Collected data entries:

--- --- ---

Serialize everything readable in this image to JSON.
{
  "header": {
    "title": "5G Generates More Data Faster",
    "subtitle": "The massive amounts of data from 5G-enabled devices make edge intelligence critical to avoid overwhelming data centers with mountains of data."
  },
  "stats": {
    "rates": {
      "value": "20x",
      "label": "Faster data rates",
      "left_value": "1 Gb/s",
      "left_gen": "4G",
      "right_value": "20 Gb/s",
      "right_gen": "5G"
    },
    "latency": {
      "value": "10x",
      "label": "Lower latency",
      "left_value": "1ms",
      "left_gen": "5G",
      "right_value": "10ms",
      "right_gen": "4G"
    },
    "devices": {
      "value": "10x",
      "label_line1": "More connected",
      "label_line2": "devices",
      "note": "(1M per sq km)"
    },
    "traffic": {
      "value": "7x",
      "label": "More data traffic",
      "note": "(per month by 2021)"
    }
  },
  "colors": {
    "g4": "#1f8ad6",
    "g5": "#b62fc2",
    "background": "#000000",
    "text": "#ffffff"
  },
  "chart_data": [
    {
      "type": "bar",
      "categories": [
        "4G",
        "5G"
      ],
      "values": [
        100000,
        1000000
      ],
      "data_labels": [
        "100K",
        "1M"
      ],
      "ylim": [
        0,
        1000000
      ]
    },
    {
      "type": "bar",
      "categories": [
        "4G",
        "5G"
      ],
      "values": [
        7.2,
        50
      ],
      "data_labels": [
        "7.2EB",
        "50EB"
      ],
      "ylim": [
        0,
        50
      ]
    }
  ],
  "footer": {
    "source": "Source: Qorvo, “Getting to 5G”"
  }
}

--- --- ---

Work required: Exact output of every entry is required.

Answer below:
Serialize everything readable in this image to JSON.
{
  "header": {
    "title": "5G Generates More Data Faster",
    "subtitle": "The massive amounts of data from 5G-enabled devices make edge intelligence critical to avoid overwhelming data centers with mountains of data."
  },
  "stats": {
    "rates": {
      "value": "20x",
      "label": "Faster data rates",
      "left_value": "1 Gb/s",
      "left_gen": "4G",
      "right_value": "20 Gb/s",
      "right_gen": "5G"
    },
    "latency": {
      "value": "10x",
      "label": "Lower latency",
      "left_value": "1ms",
      "left_gen": "5G",
      "right_value": "10ms",
      "right_gen": "4G"
    },
    "devices": {
      "value": "10x",
      "label_line1": "More connected",
      "label_line2": "devices",
      "note": "(1M per sq km)"
    },
    "traffic": {
      "value": "7x",
      "label": "More data traffic",
      "note": "(per month by 2021)"
    }
  },
  "colors": {
    "g4": "#1f8ad6",
    "g5": "#b62fc2",
    "background": "#000000",
    "text": "#ffffff"
  },
  "chart_data": [
    {
      "type": "bar",
      "categories": [
        "4G",
        "5G"
      ],
      "values": [
        100000,
        1000000
      ],
      "data_labels": [
        "100K",
        "1M"
      ],
      "ylim": [
        0,
        1000000
      ]
    },
    {
      "type": "bar",
      "categories": [
        "4G",
        "5G"
      ],
      "values": [
        7.2,
        50
      ],
      "data_labels": [
        "7.2EB",
        "50EB"
      ],
      "ylim": [
        0,
        50
      ]
    }
  ],
  "footer": {
    "source": "Source: Qorvo, “Getting to 5G”"
  }
}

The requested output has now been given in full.